WORK TO BE COMPLETED: All lines below are to be output exactly as they stand.

□ □ □ □ □

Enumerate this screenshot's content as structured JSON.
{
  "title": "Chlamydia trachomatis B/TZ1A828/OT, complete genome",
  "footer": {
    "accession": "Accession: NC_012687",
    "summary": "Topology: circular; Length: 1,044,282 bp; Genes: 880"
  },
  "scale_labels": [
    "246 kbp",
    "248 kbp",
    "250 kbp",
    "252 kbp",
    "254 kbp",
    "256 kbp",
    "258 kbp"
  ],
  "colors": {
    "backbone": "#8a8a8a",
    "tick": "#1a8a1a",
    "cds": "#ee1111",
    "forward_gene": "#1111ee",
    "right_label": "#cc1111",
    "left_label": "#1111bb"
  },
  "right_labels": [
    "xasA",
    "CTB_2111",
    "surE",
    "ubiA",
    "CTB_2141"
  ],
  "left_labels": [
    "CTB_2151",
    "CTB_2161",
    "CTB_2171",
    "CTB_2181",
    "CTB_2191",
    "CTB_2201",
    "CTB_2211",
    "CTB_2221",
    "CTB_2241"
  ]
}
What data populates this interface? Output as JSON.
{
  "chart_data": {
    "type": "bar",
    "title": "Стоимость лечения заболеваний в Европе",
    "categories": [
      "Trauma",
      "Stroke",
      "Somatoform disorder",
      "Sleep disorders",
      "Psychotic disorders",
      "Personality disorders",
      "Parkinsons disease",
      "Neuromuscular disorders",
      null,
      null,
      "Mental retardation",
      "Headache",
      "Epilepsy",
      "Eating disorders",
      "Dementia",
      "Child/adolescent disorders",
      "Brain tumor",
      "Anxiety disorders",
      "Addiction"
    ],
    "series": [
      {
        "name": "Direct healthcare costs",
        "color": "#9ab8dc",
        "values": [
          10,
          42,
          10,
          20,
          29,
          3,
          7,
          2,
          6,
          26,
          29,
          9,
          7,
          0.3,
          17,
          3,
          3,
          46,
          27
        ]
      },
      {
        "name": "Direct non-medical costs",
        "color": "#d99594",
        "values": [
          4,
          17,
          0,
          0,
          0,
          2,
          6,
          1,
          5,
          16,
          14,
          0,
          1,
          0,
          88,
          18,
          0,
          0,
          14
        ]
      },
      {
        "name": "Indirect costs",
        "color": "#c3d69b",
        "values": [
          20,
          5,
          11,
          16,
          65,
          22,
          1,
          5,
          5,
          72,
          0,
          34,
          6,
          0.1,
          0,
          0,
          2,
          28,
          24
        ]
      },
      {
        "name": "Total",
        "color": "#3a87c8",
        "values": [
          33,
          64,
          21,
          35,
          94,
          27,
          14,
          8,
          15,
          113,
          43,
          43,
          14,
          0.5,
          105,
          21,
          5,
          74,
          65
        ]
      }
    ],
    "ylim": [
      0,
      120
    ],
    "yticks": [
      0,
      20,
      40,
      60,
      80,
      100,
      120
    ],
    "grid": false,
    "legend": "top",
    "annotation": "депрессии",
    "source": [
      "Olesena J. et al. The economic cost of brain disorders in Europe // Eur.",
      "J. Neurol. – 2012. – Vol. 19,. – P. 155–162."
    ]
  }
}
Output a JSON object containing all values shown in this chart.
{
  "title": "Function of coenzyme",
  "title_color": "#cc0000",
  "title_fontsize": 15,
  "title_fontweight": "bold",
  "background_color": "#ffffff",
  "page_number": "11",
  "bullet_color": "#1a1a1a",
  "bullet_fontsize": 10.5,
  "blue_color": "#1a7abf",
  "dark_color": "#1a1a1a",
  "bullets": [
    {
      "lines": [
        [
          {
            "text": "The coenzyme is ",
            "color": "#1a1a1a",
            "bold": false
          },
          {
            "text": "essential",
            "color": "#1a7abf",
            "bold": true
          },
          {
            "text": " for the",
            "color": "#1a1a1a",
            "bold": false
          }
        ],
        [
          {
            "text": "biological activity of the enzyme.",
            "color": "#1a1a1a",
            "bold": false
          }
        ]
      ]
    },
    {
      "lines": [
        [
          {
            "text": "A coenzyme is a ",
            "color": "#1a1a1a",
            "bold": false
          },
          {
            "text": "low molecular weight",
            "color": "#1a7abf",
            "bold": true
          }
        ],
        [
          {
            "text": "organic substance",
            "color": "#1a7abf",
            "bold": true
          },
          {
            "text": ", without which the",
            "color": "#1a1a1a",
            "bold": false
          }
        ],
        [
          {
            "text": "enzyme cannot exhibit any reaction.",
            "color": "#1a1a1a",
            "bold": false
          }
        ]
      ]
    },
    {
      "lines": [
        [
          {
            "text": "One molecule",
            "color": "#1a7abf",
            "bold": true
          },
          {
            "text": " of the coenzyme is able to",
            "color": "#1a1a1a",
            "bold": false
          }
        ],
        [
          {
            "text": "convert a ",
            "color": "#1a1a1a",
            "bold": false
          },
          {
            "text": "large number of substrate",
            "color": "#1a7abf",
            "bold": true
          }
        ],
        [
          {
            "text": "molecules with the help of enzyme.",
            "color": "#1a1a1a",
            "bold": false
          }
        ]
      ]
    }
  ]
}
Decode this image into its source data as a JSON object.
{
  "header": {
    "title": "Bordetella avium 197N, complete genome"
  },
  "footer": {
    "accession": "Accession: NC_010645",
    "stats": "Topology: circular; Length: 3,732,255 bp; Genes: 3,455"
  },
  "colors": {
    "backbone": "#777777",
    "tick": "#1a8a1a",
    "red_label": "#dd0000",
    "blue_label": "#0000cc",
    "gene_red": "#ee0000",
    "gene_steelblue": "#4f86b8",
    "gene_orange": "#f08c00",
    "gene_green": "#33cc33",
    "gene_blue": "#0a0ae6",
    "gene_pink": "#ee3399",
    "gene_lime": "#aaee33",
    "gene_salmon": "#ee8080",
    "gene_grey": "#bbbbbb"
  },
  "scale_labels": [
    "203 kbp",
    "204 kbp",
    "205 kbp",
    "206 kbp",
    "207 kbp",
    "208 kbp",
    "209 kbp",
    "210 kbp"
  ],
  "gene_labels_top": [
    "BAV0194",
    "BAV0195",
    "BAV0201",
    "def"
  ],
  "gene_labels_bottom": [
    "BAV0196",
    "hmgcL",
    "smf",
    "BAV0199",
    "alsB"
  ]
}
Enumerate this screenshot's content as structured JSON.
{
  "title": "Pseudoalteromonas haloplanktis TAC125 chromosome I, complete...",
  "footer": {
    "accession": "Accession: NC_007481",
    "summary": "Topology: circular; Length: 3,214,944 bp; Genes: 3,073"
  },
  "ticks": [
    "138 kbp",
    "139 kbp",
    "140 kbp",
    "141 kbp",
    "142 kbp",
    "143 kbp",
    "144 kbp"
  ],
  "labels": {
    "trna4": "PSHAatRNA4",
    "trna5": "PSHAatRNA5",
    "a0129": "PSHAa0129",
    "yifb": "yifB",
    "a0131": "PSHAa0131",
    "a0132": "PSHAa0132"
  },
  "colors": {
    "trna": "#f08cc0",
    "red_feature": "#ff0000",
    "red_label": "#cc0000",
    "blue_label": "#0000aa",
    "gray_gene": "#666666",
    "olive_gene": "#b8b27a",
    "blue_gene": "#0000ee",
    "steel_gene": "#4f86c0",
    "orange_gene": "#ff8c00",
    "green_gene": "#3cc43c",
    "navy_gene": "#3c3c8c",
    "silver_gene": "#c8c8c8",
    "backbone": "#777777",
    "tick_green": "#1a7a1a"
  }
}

□ □ □ □ □

PROBLEM SOLUTION:
Enumerate this screenshot's content as structured JSON.
{
  "title": "Chlamydia trachomatis B/TZ1A828/OT, complete genome",
  "footer": {
    "accession": "Accession: NC_012687",
    "summary": "Topology: circular; Length: 1,044,282 bp; Genes: 880"
  },
  "scale_labels": [
    "246 kbp",
    "248 kbp",
    "250 kbp",
    "252 kbp",
    "254 kbp",
    "256 kbp",
    "258 kbp"
  ],
  "colors": {
    "backbone": "#8a8a8a",
    "tick": "#1a8a1a",
    "cds": "#ee1111",
    "forward_gene": "#1111ee",
    "right_label": "#cc1111",
    "left_label": "#1111bb"
  },
  "right_labels": [
    "xasA",
    "CTB_2111",
    "surE",
    "ubiA",
    "CTB_2141"
  ],
  "left_labels": [
    "CTB_2151",
    "CTB_2161",
    "CTB_2171",
    "CTB_2181",
    "CTB_2191",
    "CTB_2201",
    "CTB_2211",
    "CTB_2221",
    "CTB_2241"
  ]
}
What data populates this interface? Output as JSON.
{
  "chart_data": {
    "type": "bar",
    "title": "Стоимость лечения заболеваний в Европе",
    "categories": [
      "Trauma",
      "Stroke",
      "Somatoform disorder",
      "Sleep disorders",
      "Psychotic disorders",
      "Personality disorders",
      "Parkinsons disease",
      "Neuromuscular disorders",
      null,
      null,
      "Mental retardation",
      "Headache",
      "Epilepsy",
      "Eating disorders",
      "Dementia",
      "Child/adolescent disorders",
      "Brain tumor",
      "Anxiety disorders",
      "Addiction"
    ],
    "series": [
      {
        "name": "Direct healthcare costs",
        "color": "#9ab8dc",
        "values": [
          10,
          42,
          10,
          20,
          29,
          3,
          7,
          2,
          6,
          26,
          29,
          9,
          7,
          0.3,
          17,
          3,
          3,
          46,
          27
        ]
      },
      {
        "name": "Direct non-medical costs",
        "color": "#d99594",
        "values": [
          4,
          17,
          0,
          0,
          0,
          2,
          6,
          1,
          5,
          16,
          14,
          0,
          1,
          0,
          88,
          18,
          0,
          0,
          14
        ]
      },
      {
        "name": "Indirect costs",
        "color": "#c3d69b",
        "values": [
          20,
          5,
          11,
          16,
          65,
          22,
          1,
          5,
          5,
          72,
          0,
          34,
          6,
          0.1,
          0,
          0,
          2,
          28,
          24
        ]
      },
      {
        "name": "Total",
        "color": "#3a87c8",
        "values": [
          33,
          64,
          21,
          35,
          94,
          27,
          14,
          8,
          15,
          113,
          43,
          43,
          14,
          0.5,
          105,
          21,
          5,
          74,
          65
        ]
      }
    ],
    "ylim": [
      0,
      120
    ],
    "yticks": [
      0,
      20,
      40,
      60,
      80,
      100,
      120
    ],
    "grid": false,
    "legend": "top",
    "annotation": "депрессии",
    "source": [
      "Olesena J. et al. The economic cost of brain disorders in Europe // Eur.",
      "J. Neurol. – 2012. – Vol. 19,. – P. 155–162."
    ]
  }
}
Output a JSON object containing all values shown in this chart.
{
  "title": "Function of coenzyme",
  "title_color": "#cc0000",
  "title_fontsize": 15,
  "title_fontweight": "bold",
  "background_color": "#ffffff",
  "page_number": "11",
  "bullet_color": "#1a1a1a",
  "bullet_fontsize": 10.5,
  "blue_color": "#1a7abf",
  "dark_color": "#1a1a1a",
  "bullets": [
    {
      "lines": [
        [
          {
            "text": "The coenzyme is ",
            "color": "#1a1a1a",
            "bold": false
          },
          {
            "text": "essential",
            "color": "#1a7abf",
            "bold": true
          },
          {
            "text": " for the",
            "color": "#1a1a1a",
            "bold": false
          }
        ],
        [
          {
            "text": "biological activity of the enzyme.",
            "color": "#1a1a1a",
            "bold": false
          }
        ]
      ]
    },
    {
      "lines": [
        [
          {
            "text": "A coenzyme is a ",
            "color": "#1a1a1a",
            "bold": false
          },
          {
            "text": "low molecular weight",
            "color": "#1a7abf",
            "bold": true
          }
        ],
        [
          {
            "text": "organic substance",
            "color": "#1a7abf",
            "bold": true
          },
          {
            "text": ", without which the",
            "color": "#1a1a1a",
            "bold": false
          }
        ],
        [
          {
            "text": "enzyme cannot exhibit any reaction.",
            "color": "#1a1a1a",
            "bold": false
          }
        ]
      ]
    },
    {
      "lines": [
        [
          {
            "text": "One molecule",
            "color": "#1a7abf",
            "bold": true
          },
          {
            "text": " of the coenzyme is able to",
            "color": "#1a1a1a",
            "bold": false
          }
        ],
        [
          {
            "text": "convert a ",
            "color": "#1a1a1a",
            "bold": false
          },
          {
            "text": "large number of substrate",
            "color": "#1a7abf",
            "bold": true
          }
        ],
        [
          {
            "text": "molecules with the help of enzyme.",
            "color": "#1a1a1a",
            "bold": false
          }
        ]
      ]
    }
  ]
}
Decode this image into its source data as a JSON object.
{
  "header": {
    "title": "Bordetella avium 197N, complete genome"
  },
  "footer": {
    "accession": "Accession: NC_010645",
    "stats": "Topology: circular; Length: 3,732,255 bp; Genes: 3,455"
  },
  "colors": {
    "backbone": "#777777",
    "tick": "#1a8a1a",
    "red_label": "#dd0000",
    "blue_label": "#0000cc",
    "gene_red": "#ee0000",
    "gene_steelblue": "#4f86b8",
    "gene_orange": "#f08c00",
    "gene_green": "#33cc33",
    "gene_blue": "#0a0ae6",
    "gene_pink": "#ee3399",
    "gene_lime": "#aaee33",
    "gene_salmon": "#ee8080",
    "gene_grey": "#bbbbbb"
  },
  "scale_labels": [
    "203 kbp",
    "204 kbp",
    "205 kbp",
    "206 kbp",
    "207 kbp",
    "208 kbp",
    "209 kbp",
    "210 kbp"
  ],
  "gene_labels_top": [
    "BAV0194",
    "BAV0195",
    "BAV0201",
    "def"
  ],
  "gene_labels_bottom": [
    "BAV0196",
    "hmgcL",
    "smf",
    "BAV0199",
    "alsB"
  ]
}
Enumerate this screenshot's content as structured JSON.
{
  "title": "Pseudoalteromonas haloplanktis TAC125 chromosome I, complete...",
  "footer": {
    "accession": "Accession: NC_007481",
    "summary": "Topology: circular; Length: 3,214,944 bp; Genes: 3,073"
  },
  "ticks": [
    "138 kbp",
    "139 kbp",
    "140 kbp",
    "141 kbp",
    "142 kbp",
    "143 kbp",
    "144 kbp"
  ],
  "labels": {
    "trna4": "PSHAatRNA4",
    "trna5": "PSHAatRNA5",
    "a0129": "PSHAa0129",
    "yifb": "yifB",
    "a0131": "PSHAa0131",
    "a0132": "PSHAa0132"
  },
  "colors": {
    "trna": "#f08cc0",
    "red_feature": "#ff0000",
    "red_label": "#cc0000",
    "blue_label": "#0000aa",
    "gray_gene": "#666666",
    "olive_gene": "#b8b27a",
    "blue_gene": "#0000ee",
    "steel_gene": "#4f86c0",
    "orange_gene": "#ff8c00",
    "green_gene": "#3cc43c",
    "navy_gene": "#3c3c8c",
    "silver_gene": "#c8c8c8",
    "backbone": "#777777",
    "tick_green": "#1a7a1a"
  }
}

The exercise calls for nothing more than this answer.